— BEGIN —

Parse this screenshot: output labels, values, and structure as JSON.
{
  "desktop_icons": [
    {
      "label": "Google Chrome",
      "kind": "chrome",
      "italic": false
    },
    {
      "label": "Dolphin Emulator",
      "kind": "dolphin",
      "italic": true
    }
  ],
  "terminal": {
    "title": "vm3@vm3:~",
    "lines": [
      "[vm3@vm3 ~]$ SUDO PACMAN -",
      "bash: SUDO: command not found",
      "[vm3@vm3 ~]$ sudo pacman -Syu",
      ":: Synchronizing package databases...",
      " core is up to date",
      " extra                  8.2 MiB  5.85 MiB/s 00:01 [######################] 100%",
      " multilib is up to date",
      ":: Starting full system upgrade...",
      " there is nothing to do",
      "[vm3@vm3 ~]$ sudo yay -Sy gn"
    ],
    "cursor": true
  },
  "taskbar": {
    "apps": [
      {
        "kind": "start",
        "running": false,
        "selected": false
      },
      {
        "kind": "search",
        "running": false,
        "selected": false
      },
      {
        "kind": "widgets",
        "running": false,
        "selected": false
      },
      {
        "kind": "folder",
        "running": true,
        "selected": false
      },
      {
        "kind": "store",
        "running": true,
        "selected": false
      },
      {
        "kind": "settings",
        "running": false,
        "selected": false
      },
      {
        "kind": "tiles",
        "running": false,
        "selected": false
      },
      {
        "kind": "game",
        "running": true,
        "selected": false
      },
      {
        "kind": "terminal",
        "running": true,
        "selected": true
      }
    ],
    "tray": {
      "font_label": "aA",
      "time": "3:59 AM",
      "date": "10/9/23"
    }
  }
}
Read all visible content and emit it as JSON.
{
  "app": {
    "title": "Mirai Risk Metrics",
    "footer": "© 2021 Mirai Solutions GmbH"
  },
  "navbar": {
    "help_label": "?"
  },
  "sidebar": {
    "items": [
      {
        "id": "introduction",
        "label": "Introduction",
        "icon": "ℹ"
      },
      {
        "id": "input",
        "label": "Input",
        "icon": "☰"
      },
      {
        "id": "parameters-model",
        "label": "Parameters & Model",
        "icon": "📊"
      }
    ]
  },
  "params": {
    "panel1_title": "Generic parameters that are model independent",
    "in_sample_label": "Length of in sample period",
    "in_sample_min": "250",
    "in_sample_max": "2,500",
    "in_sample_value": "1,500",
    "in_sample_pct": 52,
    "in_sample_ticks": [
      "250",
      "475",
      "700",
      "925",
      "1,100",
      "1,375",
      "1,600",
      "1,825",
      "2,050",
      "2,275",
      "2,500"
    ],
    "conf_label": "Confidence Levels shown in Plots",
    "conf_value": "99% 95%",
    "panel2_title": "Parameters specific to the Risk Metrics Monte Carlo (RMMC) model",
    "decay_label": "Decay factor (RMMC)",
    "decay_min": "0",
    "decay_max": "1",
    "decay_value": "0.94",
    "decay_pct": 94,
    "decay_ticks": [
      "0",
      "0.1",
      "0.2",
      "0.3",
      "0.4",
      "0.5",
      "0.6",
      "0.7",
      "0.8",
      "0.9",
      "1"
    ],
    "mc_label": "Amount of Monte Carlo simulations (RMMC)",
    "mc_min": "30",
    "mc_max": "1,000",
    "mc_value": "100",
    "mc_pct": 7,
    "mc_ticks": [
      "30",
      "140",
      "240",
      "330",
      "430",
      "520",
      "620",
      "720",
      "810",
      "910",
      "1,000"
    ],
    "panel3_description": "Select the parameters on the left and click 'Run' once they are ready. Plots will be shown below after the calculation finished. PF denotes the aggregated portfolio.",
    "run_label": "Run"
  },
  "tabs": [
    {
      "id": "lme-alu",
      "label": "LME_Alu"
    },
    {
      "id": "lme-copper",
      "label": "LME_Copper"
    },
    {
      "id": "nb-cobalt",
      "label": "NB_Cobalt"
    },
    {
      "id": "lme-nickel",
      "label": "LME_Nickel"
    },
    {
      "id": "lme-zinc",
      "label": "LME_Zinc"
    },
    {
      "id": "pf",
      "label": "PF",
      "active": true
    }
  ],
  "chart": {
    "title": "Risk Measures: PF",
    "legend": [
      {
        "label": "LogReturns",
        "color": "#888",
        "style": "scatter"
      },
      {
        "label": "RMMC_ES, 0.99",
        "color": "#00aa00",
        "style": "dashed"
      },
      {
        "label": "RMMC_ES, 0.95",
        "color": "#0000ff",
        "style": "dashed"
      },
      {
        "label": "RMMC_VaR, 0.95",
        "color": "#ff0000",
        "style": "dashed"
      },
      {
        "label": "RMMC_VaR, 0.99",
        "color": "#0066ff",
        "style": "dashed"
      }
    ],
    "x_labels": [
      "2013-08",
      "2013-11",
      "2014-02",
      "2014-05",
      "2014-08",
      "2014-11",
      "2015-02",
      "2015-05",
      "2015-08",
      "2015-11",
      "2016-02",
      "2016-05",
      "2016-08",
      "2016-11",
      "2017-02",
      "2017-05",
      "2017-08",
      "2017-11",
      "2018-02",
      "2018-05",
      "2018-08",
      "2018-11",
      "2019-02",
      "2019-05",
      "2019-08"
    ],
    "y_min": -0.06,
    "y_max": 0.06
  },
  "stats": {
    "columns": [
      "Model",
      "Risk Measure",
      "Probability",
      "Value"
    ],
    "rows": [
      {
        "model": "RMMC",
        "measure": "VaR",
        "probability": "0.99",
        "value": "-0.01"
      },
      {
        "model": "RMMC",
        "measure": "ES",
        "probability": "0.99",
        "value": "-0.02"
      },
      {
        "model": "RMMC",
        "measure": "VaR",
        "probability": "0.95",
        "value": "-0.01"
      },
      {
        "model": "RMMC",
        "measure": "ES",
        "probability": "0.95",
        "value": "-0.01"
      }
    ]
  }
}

— END —

**Task objective:**
Give an exact copy of all the data shown above.

**Completed exercise:**
Parse this screenshot: output labels, values, and structure as JSON.
{
  "desktop_icons": [
    {
      "label": "Google Chrome",
      "kind": "chrome",
      "italic": false
    },
    {
      "label": "Dolphin Emulator",
      "kind": "dolphin",
      "italic": true
    }
  ],
  "terminal": {
    "title": "vm3@vm3:~",
    "lines": [
      "[vm3@vm3 ~]$ SUDO PACMAN -",
      "bash: SUDO: command not found",
      "[vm3@vm3 ~]$ sudo pacman -Syu",
      ":: Synchronizing package databases...",
      " core is up to date",
      " extra                  8.2 MiB  5.85 MiB/s 00:01 [######################] 100%",
      " multilib is up to date",
      ":: Starting full system upgrade...",
      " there is nothing to do",
      "[vm3@vm3 ~]$ sudo yay -Sy gn"
    ],
    "cursor": true
  },
  "taskbar": {
    "apps": [
      {
        "kind": "start",
        "running": false,
        "selected": false
      },
      {
        "kind": "search",
        "running": false,
        "selected": false
      },
      {
        "kind": "widgets",
        "running": false,
        "selected": false
      },
      {
        "kind": "folder",
        "running": true,
        "selected": false
      },
      {
        "kind": "store",
        "running": true,
        "selected": false
      },
      {
        "kind": "settings",
        "running": false,
        "selected": false
      },
      {
        "kind": "tiles",
        "running": false,
        "selected": false
      },
      {
        "kind": "game",
        "running": true,
        "selected": false
      },
      {
        "kind": "terminal",
        "running": true,
        "selected": true
      }
    ],
    "tray": {
      "font_label": "aA",
      "time": "3:59 AM",
      "date": "10/9/23"
    }
  }
}
Read all visible content and emit it as JSON.
{
  "app": {
    "title": "Mirai Risk Metrics",
    "footer": "© 2021 Mirai Solutions GmbH"
  },
  "navbar": {
    "help_label": "?"
  },
  "sidebar": {
    "items": [
      {
        "id": "introduction",
        "label": "Introduction",
        "icon": "ℹ"
      },
      {
        "id": "input",
        "label": "Input",
        "icon": "☰"
      },
      {
        "id": "parameters-model",
        "label": "Parameters & Model",
        "icon": "📊"
      }
    ]
  },
  "params": {
    "panel1_title": "Generic parameters that are model independent",
    "in_sample_label": "Length of in sample period",
    "in_sample_min": "250",
    "in_sample_max": "2,500",
    "in_sample_value": "1,500",
    "in_sample_pct": 52,
    "in_sample_ticks": [
      "250",
      "475",
      "700",
      "925",
      "1,100",
      "1,375",
      "1,600",
      "1,825",
      "2,050",
      "2,275",
      "2,500"
    ],
    "conf_label": "Confidence Levels shown in Plots",
    "conf_value": "99% 95%",
    "panel2_title": "Parameters specific to the Risk Metrics Monte Carlo (RMMC) model",
    "decay_label": "Decay factor (RMMC)",
    "decay_min": "0",
    "decay_max": "1",
    "decay_value": "0.94",
    "decay_pct": 94,
    "decay_ticks": [
      "0",
      "0.1",
      "0.2",
      "0.3",
      "0.4",
      "0.5",
      "0.6",
      "0.7",
      "0.8",
      "0.9",
      "1"
    ],
    "mc_label": "Amount of Monte Carlo simulations (RMMC)",
    "mc_min": "30",
    "mc_max": "1,000",
    "mc_value": "100",
    "mc_pct": 7,
    "mc_ticks": [
      "30",
      "140",
      "240",
      "330",
      "430",
      "520",
      "620",
      "720",
      "810",
      "910",
      "1,000"
    ],
    "panel3_description": "Select the parameters on the left and click 'Run' once they are ready. Plots will be shown below after the calculation finished. PF denotes the aggregated portfolio.",
    "run_label": "Run"
  },
  "tabs": [
    {
      "id": "lme-alu",
      "label": "LME_Alu"
    },
    {
      "id": "lme-copper",
      "label": "LME_Copper"
    },
    {
      "id": "nb-cobalt",
      "label": "NB_Cobalt"
    },
    {
      "id": "lme-nickel",
      "label": "LME_Nickel"
    },
    {
      "id": "lme-zinc",
      "label": "LME_Zinc"
    },
    {
      "id": "pf",
      "label": "PF",
      "active": true
    }
  ],
  "chart": {
    "title": "Risk Measures: PF",
    "legend": [
      {
        "label": "LogReturns",
        "color": "#888",
        "style": "scatter"
      },
      {
        "label": "RMMC_ES, 0.99",
        "color": "#00aa00",
        "style": "dashed"
      },
      {
        "label": "RMMC_ES, 0.95",
        "color": "#0000ff",
        "style": "dashed"
      },
      {
        "label": "RMMC_VaR, 0.95",
        "color": "#ff0000",
        "style": "dashed"
      },
      {
        "label": "RMMC_VaR, 0.99",
        "color": "#0066ff",
        "style": "dashed"
      }
    ],
    "x_labels": [
      "2013-08",
      "2013-11",
      "2014-02",
      "2014-05",
      "2014-08",
      "2014-11",
      "2015-02",
      "2015-05",
      "2015-08",
      "2015-11",
      "2016-02",
      "2016-05",
      "2016-08",
      "2016-11",
      "2017-02",
      "2017-05",
      "2017-08",
      "2017-11",
      "2018-02",
      "2018-05",
      "2018-08",
      "2018-11",
      "2019-02",
      "2019-05",
      "2019-08"
    ],
    "y_min": -0.06,
    "y_max": 0.06
  },
  "stats": {
    "columns": [
      "Model",
      "Risk Measure",
      "Probability",
      "Value"
    ],
    "rows": [
      {
        "model": "RMMC",
        "measure": "VaR",
        "probability": "0.99",
        "value": "-0.01"
      },
      {
        "model": "RMMC",
        "measure": "ES",
        "probability": "0.99",
        "value": "-0.02"
      },
      {
        "model": "RMMC",
        "measure": "VaR",
        "probability": "0.95",
        "value": "-0.01"
      },
      {
        "model": "RMMC",
        "measure": "ES",
        "probability": "0.95",
        "value": "-0.01"
      }
    ]
  }
}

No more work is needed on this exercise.